[Information provided]
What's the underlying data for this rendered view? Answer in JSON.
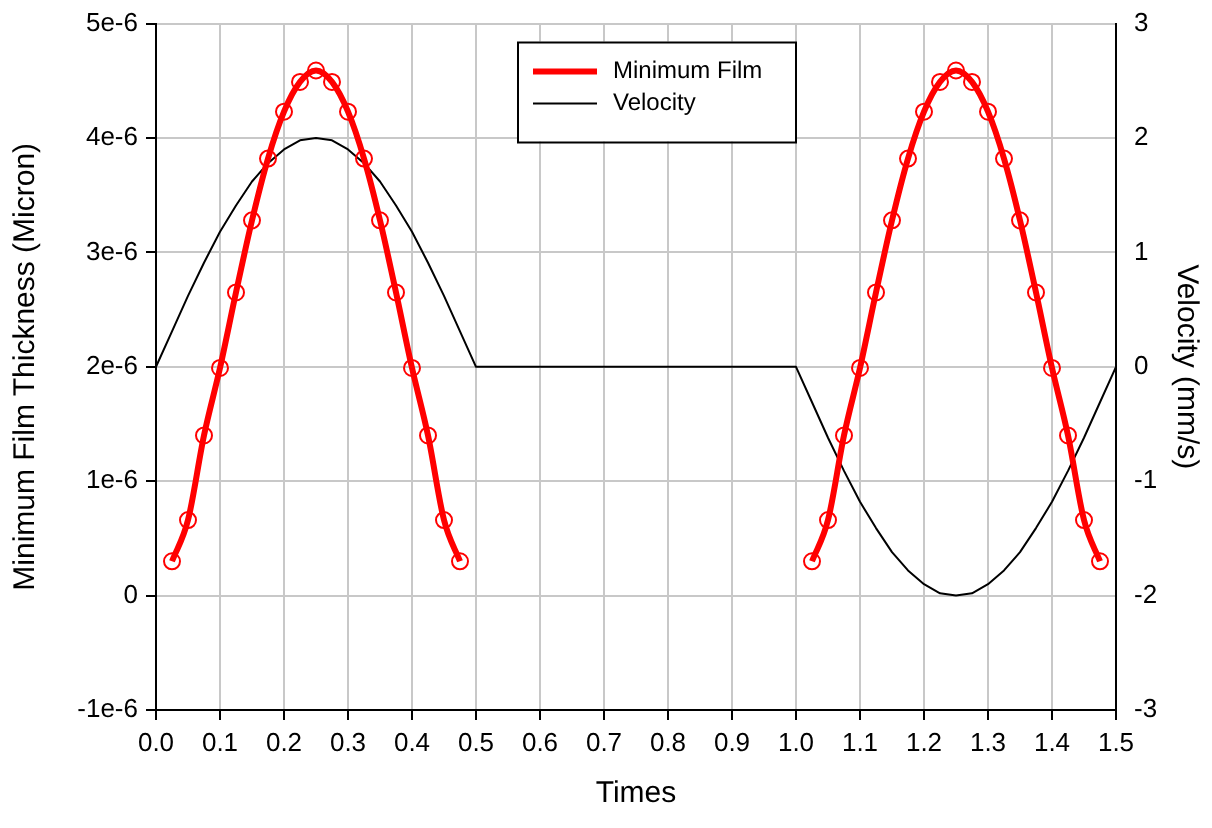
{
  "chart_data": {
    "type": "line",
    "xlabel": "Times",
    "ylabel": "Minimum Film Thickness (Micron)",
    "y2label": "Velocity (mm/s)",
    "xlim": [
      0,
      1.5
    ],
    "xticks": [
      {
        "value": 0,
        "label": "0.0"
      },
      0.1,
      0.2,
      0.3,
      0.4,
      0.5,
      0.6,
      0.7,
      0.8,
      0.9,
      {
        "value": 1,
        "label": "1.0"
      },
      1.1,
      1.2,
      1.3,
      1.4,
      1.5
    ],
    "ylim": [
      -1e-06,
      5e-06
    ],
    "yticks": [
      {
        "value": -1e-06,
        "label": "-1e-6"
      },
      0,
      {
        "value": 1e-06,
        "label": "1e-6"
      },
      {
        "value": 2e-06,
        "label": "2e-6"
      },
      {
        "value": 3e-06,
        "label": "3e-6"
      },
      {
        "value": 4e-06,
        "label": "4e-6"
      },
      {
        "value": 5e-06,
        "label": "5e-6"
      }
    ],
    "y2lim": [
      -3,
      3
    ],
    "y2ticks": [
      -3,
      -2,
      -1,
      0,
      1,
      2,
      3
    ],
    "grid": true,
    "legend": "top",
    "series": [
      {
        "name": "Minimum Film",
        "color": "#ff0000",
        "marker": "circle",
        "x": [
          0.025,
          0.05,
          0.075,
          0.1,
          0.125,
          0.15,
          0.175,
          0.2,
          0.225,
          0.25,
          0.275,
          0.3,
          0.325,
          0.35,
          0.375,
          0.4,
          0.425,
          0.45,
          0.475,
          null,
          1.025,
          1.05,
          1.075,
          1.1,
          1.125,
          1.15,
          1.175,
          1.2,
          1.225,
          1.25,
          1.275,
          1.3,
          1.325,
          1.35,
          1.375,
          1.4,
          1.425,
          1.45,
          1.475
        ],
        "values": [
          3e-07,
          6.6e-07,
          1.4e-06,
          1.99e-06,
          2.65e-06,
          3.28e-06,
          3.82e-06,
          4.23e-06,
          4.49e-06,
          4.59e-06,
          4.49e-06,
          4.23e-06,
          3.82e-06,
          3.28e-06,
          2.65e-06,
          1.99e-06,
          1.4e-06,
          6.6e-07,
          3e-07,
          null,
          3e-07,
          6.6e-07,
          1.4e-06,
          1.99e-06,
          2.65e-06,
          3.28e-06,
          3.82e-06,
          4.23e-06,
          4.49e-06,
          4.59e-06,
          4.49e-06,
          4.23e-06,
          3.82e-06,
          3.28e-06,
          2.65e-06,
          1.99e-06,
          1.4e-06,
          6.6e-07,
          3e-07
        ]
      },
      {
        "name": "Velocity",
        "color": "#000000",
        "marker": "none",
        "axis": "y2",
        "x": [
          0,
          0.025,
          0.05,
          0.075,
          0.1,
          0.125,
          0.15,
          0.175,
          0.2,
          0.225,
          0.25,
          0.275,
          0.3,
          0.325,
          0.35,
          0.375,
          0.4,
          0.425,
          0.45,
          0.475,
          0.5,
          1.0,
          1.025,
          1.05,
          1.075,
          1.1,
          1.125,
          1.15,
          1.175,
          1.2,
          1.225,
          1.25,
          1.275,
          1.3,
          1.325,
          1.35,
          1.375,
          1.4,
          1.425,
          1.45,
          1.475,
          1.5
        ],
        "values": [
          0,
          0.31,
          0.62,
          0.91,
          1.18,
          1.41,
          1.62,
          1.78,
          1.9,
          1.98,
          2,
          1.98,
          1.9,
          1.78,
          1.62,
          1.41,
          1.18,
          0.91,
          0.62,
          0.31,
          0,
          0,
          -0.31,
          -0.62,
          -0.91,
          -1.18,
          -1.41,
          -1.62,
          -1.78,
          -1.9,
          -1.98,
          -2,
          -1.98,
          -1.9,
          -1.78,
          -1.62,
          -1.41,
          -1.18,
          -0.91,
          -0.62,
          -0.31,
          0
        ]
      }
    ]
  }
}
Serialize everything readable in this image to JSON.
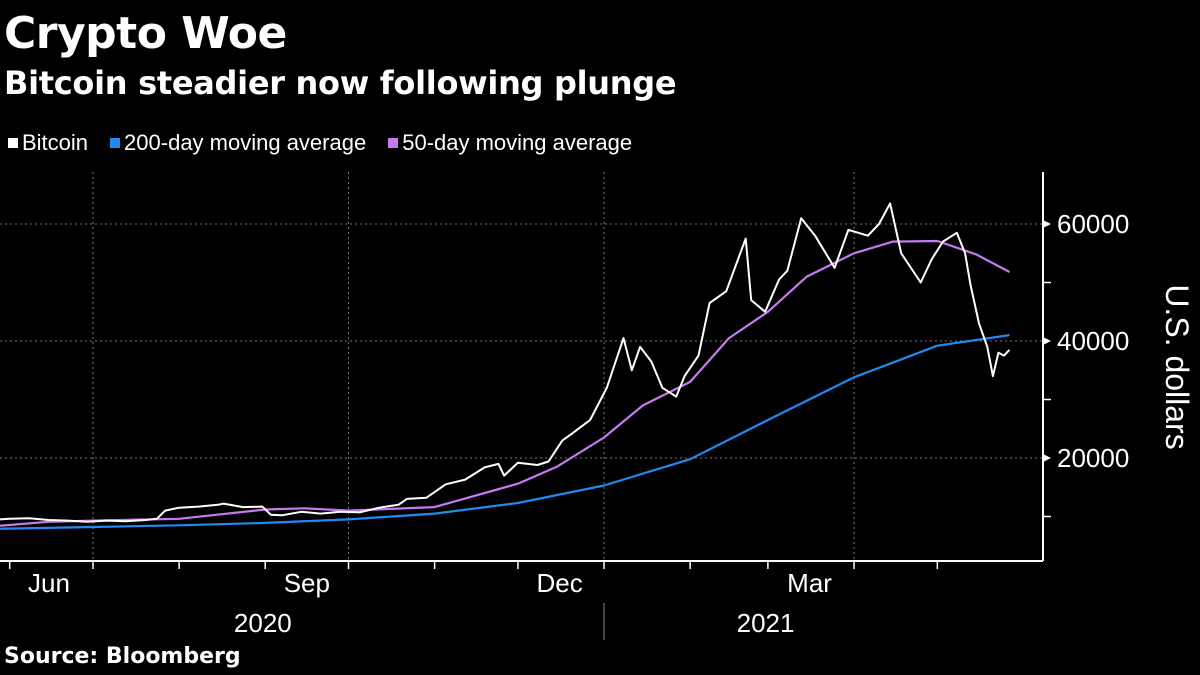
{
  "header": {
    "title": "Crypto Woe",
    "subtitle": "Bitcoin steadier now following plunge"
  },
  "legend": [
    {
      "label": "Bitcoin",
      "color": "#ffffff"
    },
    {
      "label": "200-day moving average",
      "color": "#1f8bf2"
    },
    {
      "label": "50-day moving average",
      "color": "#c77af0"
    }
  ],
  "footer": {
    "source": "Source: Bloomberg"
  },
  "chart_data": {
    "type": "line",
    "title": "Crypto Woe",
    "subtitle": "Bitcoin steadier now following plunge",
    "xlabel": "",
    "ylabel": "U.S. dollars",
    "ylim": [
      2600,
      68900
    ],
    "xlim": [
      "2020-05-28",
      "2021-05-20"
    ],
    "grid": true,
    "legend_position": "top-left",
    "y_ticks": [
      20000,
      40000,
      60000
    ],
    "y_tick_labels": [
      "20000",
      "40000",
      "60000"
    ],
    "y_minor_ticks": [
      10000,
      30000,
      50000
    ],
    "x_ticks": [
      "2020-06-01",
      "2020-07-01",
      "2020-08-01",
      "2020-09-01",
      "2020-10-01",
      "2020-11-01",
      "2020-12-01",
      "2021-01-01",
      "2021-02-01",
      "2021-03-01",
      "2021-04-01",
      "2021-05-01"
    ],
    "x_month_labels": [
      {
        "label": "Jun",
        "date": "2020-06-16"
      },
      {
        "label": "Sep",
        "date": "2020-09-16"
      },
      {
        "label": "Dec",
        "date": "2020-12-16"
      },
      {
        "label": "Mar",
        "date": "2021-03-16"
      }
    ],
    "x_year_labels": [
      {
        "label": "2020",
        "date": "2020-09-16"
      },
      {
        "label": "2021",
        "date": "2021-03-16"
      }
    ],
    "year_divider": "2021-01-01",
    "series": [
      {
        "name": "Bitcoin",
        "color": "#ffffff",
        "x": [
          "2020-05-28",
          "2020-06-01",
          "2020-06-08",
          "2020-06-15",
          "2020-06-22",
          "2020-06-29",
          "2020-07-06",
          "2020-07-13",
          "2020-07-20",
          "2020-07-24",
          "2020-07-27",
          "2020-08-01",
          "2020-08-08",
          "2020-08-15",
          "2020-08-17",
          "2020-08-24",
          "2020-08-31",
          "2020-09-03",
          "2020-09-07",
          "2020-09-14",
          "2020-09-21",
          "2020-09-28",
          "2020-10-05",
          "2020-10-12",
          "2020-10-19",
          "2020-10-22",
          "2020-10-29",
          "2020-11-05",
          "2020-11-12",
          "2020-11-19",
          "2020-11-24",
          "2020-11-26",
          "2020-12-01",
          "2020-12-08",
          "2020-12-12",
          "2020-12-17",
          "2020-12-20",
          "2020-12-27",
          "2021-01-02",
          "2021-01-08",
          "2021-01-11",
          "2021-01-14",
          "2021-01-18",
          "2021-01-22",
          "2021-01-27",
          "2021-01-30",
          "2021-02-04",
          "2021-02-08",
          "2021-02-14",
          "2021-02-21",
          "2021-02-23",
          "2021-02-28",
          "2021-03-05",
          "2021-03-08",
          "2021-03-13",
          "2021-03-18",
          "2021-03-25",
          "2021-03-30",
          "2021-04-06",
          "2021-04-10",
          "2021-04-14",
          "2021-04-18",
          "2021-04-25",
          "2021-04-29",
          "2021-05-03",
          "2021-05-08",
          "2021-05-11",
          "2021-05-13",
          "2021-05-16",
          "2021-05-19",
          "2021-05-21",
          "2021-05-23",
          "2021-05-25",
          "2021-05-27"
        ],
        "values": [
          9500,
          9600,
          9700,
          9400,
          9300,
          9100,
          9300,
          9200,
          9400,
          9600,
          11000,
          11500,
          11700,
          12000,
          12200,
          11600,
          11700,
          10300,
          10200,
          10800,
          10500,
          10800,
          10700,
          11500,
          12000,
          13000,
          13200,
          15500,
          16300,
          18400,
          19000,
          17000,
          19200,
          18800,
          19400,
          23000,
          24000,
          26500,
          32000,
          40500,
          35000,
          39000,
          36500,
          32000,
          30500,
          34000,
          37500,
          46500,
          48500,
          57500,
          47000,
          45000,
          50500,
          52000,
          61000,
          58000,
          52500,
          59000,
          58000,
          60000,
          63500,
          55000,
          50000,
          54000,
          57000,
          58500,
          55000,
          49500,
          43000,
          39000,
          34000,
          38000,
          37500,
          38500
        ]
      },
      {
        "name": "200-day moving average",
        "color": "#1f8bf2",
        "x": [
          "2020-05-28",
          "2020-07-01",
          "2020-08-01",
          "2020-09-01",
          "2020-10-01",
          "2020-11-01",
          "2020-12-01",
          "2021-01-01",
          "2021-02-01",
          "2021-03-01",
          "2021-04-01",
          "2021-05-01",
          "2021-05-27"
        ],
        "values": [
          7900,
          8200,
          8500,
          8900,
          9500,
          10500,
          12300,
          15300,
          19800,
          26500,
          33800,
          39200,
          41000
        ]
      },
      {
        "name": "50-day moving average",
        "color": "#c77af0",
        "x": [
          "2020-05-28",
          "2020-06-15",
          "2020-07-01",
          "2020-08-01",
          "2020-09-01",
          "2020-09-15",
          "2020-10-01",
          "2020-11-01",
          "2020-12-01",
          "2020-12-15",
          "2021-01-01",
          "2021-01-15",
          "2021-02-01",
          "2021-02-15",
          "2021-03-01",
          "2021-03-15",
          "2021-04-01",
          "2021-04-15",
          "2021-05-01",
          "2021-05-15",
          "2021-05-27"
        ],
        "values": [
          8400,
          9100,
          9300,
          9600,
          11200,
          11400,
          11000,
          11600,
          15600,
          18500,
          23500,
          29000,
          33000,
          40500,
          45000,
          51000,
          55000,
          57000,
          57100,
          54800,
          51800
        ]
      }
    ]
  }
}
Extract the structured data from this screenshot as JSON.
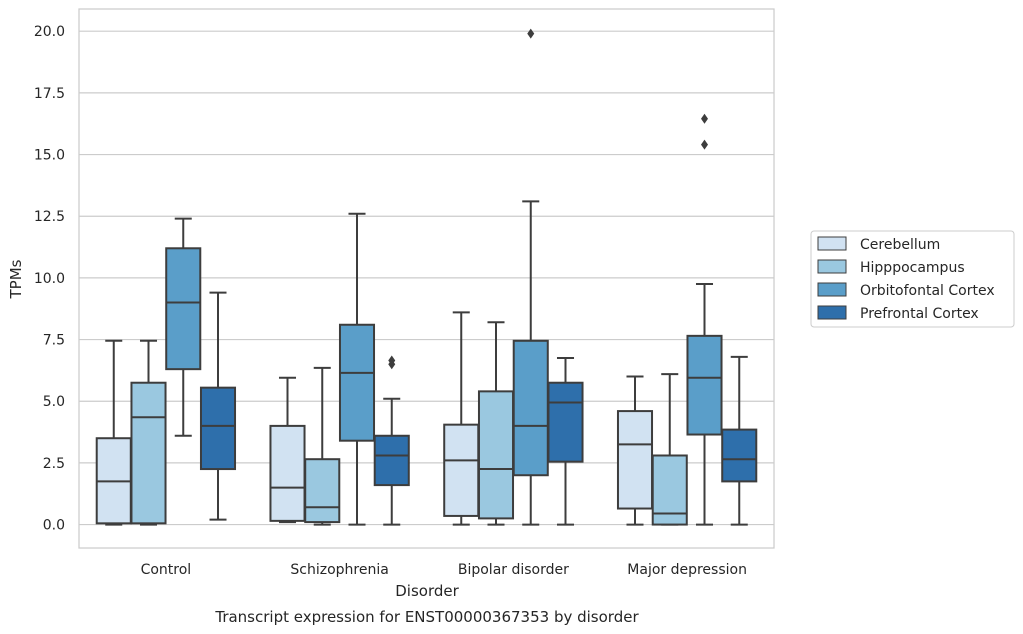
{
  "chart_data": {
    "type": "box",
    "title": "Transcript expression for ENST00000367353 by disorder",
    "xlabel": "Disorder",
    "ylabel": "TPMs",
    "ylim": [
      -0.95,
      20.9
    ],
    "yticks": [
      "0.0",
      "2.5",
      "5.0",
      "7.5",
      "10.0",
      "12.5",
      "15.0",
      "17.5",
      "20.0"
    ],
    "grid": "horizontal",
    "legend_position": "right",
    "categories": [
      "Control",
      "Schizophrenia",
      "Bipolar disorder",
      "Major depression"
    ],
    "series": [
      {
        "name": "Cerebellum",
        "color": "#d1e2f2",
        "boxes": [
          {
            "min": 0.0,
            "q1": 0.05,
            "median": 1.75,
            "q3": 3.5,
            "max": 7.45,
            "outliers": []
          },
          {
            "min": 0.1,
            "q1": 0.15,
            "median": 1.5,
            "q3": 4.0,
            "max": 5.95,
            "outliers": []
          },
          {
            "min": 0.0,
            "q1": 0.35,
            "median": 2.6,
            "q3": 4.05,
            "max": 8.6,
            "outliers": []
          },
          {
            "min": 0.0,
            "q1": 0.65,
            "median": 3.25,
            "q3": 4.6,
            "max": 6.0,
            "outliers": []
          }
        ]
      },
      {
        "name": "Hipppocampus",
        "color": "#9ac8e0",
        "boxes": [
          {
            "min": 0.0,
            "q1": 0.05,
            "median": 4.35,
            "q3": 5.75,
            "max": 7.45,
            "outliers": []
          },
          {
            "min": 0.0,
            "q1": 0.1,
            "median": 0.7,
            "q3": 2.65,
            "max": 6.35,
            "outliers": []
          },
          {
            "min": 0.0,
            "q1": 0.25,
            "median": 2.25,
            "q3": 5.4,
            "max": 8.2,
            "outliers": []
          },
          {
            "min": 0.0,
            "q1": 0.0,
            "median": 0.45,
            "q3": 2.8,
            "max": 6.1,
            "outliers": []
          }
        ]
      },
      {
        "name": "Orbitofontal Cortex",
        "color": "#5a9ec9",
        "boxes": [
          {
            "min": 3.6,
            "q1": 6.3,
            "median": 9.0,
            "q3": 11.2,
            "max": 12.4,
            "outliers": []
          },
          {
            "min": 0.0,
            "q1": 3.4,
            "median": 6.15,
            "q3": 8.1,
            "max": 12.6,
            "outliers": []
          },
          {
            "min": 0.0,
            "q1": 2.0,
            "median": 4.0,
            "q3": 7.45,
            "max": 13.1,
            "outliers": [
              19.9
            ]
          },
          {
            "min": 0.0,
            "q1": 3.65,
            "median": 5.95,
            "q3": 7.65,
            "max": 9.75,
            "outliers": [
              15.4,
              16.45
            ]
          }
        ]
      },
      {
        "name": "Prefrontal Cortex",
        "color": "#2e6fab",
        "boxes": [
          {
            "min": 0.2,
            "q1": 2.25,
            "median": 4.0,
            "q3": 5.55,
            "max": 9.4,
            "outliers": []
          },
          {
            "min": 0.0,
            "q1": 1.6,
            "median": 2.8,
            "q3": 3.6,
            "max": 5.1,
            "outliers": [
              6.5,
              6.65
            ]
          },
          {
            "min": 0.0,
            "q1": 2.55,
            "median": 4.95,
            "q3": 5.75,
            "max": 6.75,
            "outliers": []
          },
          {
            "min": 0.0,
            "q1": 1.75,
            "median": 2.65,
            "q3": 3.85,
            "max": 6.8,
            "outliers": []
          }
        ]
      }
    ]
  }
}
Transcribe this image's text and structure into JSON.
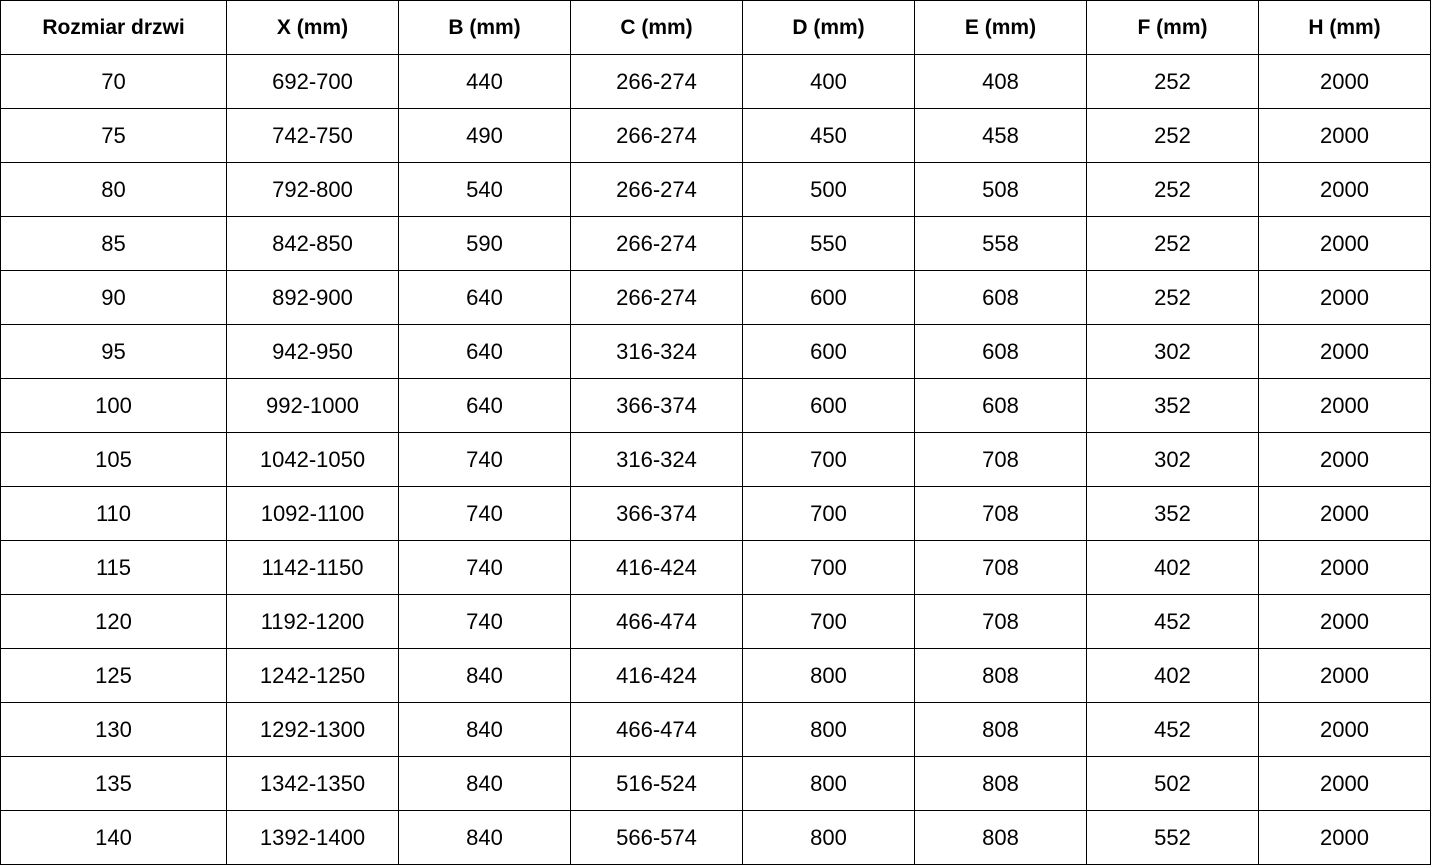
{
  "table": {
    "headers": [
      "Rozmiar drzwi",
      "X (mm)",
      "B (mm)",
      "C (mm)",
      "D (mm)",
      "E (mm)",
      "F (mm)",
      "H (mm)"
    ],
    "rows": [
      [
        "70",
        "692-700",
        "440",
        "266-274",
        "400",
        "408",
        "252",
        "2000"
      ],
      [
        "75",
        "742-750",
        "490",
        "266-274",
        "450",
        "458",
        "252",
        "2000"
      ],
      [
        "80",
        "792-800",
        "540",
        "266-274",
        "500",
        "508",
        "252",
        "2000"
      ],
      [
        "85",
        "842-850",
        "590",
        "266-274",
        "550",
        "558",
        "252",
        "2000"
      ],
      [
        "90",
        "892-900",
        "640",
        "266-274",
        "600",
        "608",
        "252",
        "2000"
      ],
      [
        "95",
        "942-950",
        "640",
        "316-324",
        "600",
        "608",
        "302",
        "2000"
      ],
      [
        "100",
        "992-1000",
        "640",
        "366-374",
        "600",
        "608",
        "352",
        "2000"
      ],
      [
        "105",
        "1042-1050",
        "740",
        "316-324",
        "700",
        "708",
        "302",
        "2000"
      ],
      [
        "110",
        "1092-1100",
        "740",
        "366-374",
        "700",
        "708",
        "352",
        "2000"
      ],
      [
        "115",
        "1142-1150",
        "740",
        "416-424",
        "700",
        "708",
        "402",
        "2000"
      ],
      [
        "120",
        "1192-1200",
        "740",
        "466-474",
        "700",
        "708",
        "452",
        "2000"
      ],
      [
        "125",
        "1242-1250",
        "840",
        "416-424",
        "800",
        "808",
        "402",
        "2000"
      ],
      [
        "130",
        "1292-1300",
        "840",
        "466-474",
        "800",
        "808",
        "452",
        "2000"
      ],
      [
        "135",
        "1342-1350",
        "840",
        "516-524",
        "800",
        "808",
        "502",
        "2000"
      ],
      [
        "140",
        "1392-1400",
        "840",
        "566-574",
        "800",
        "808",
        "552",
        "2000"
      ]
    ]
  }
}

[Goal] Filter the records, keeping only lines that contain "Minimum", and show those lines.

[Task answer]
    "ylabel": "Minimum Film Thickness (Micron)",
        "name": "Minimum Film",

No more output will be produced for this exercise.